## WORK TO DO
Below are entries to be transcribed exactly; exclude the pictures from the copy.

★ ★ ★ ★

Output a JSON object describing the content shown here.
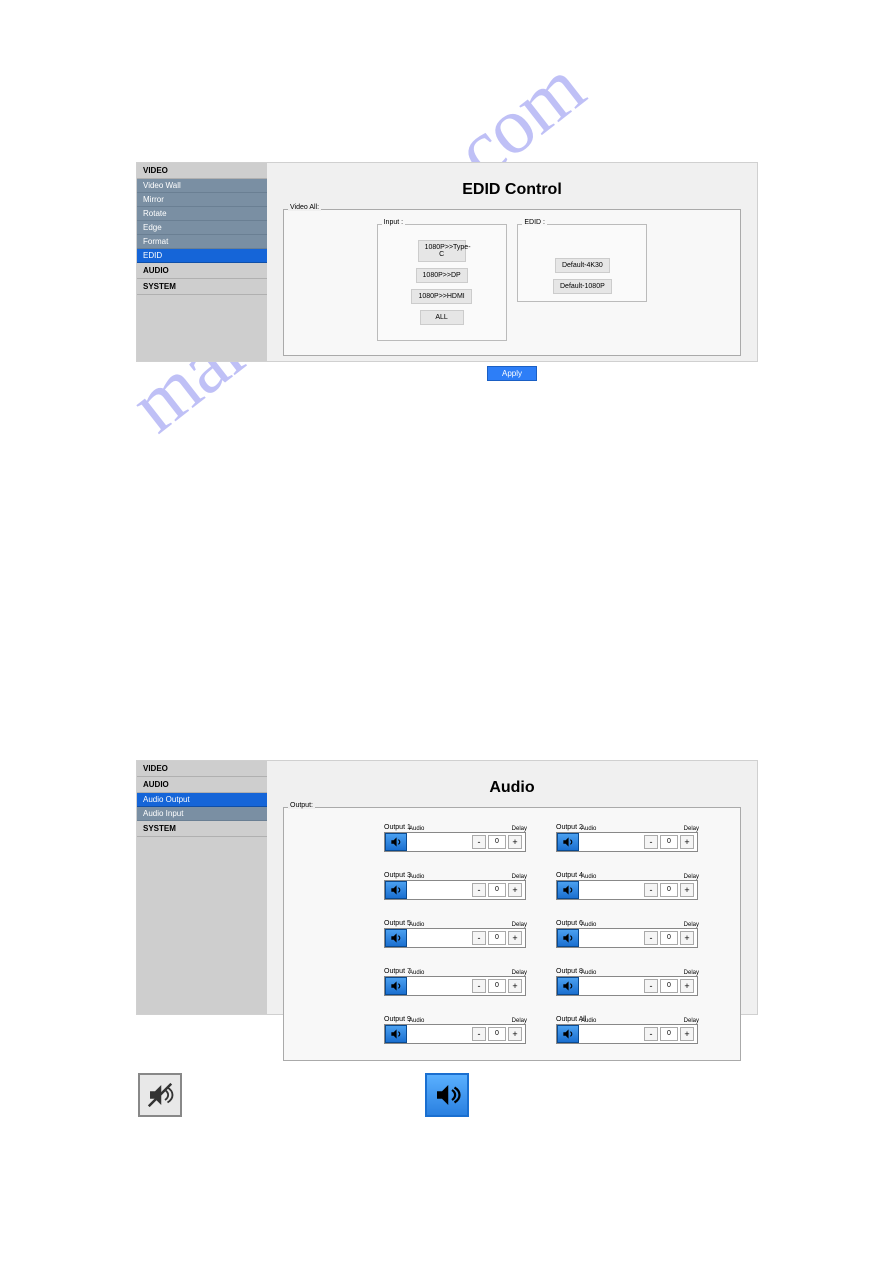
{
  "watermark": "manualshive.com",
  "panel1": {
    "sidebar": {
      "video_header": "VIDEO",
      "items": [
        "Video Wall",
        "Mirror",
        "Rotate",
        "Edge",
        "Format"
      ],
      "active": "EDID",
      "audio_header": "AUDIO",
      "system_header": "SYSTEM"
    },
    "title": "EDID Control",
    "video_all_label": "Video All:",
    "input_label": "Input :",
    "edid_label": "EDID :",
    "input_buttons": [
      "1080P>>Type-C",
      "1080P>>DP",
      "1080P>>HDMI",
      "ALL"
    ],
    "edid_buttons": [
      "Default-4K30",
      "Default-1080P"
    ],
    "apply": "Apply"
  },
  "panel2": {
    "sidebar": {
      "video_header": "VIDEO",
      "audio_header": "AUDIO",
      "active": "Audio Output",
      "items": [
        "Audio Input"
      ],
      "system_header": "SYSTEM"
    },
    "title": "Audio",
    "output_label": "Output:",
    "outputs": [
      {
        "label": "Output 1",
        "audio": "Audio",
        "delay": "Delay",
        "value": "0"
      },
      {
        "label": "Output 2",
        "audio": "Audio",
        "delay": "Delay",
        "value": "0"
      },
      {
        "label": "Output 3",
        "audio": "Audio",
        "delay": "Delay",
        "value": "0"
      },
      {
        "label": "Output 4",
        "audio": "Audio",
        "delay": "Delay",
        "value": "0"
      },
      {
        "label": "Output 5",
        "audio": "Audio",
        "delay": "Delay",
        "value": "0"
      },
      {
        "label": "Output 6",
        "audio": "Audio",
        "delay": "Delay",
        "value": "0"
      },
      {
        "label": "Output 7",
        "audio": "Audio",
        "delay": "Delay",
        "value": "0"
      },
      {
        "label": "Output 8",
        "audio": "Audio",
        "delay": "Delay",
        "value": "0"
      },
      {
        "label": "Output 9",
        "audio": "Audio",
        "delay": "Delay",
        "value": "0"
      },
      {
        "label": "Output All",
        "audio": "Audio",
        "delay": "Delay",
        "value": "0"
      }
    ]
  },
  "colors": {
    "sidebar_bg": "#cecece",
    "sidebar_item": "#7a8fa3",
    "sidebar_active": "#1565d8",
    "main_bg": "#f0f0f0",
    "apply_btn": "#2d7ef7",
    "speaker_on": "#2a80e0",
    "watermark": "#8b8df0"
  }
}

★ ★ ★ ★

## SOLUTION TO THIS EXERCISE
Output a JSON object describing the content shown here.
{
  "watermark": "manualshive.com",
  "panel1": {
    "sidebar": {
      "video_header": "VIDEO",
      "items": [
        "Video Wall",
        "Mirror",
        "Rotate",
        "Edge",
        "Format"
      ],
      "active": "EDID",
      "audio_header": "AUDIO",
      "system_header": "SYSTEM"
    },
    "title": "EDID Control",
    "video_all_label": "Video All:",
    "input_label": "Input :",
    "edid_label": "EDID :",
    "input_buttons": [
      "1080P>>Type-C",
      "1080P>>DP",
      "1080P>>HDMI",
      "ALL"
    ],
    "edid_buttons": [
      "Default-4K30",
      "Default-1080P"
    ],
    "apply": "Apply"
  },
  "panel2": {
    "sidebar": {
      "video_header": "VIDEO",
      "audio_header": "AUDIO",
      "active": "Audio Output",
      "items": [
        "Audio Input"
      ],
      "system_header": "SYSTEM"
    },
    "title": "Audio",
    "output_label": "Output:",
    "outputs": [
      {
        "label": "Output 1",
        "audio": "Audio",
        "delay": "Delay",
        "value": "0"
      },
      {
        "label": "Output 2",
        "audio": "Audio",
        "delay": "Delay",
        "value": "0"
      },
      {
        "label": "Output 3",
        "audio": "Audio",
        "delay": "Delay",
        "value": "0"
      },
      {
        "label": "Output 4",
        "audio": "Audio",
        "delay": "Delay",
        "value": "0"
      },
      {
        "label": "Output 5",
        "audio": "Audio",
        "delay": "Delay",
        "value": "0"
      },
      {
        "label": "Output 6",
        "audio": "Audio",
        "delay": "Delay",
        "value": "0"
      },
      {
        "label": "Output 7",
        "audio": "Audio",
        "delay": "Delay",
        "value": "0"
      },
      {
        "label": "Output 8",
        "audio": "Audio",
        "delay": "Delay",
        "value": "0"
      },
      {
        "label": "Output 9",
        "audio": "Audio",
        "delay": "Delay",
        "value": "0"
      },
      {
        "label": "Output All",
        "audio": "Audio",
        "delay": "Delay",
        "value": "0"
      }
    ]
  },
  "colors": {
    "sidebar_bg": "#cecece",
    "sidebar_item": "#7a8fa3",
    "sidebar_active": "#1565d8",
    "main_bg": "#f0f0f0",
    "apply_btn": "#2d7ef7",
    "speaker_on": "#2a80e0",
    "watermark": "#8b8df0"
  }
}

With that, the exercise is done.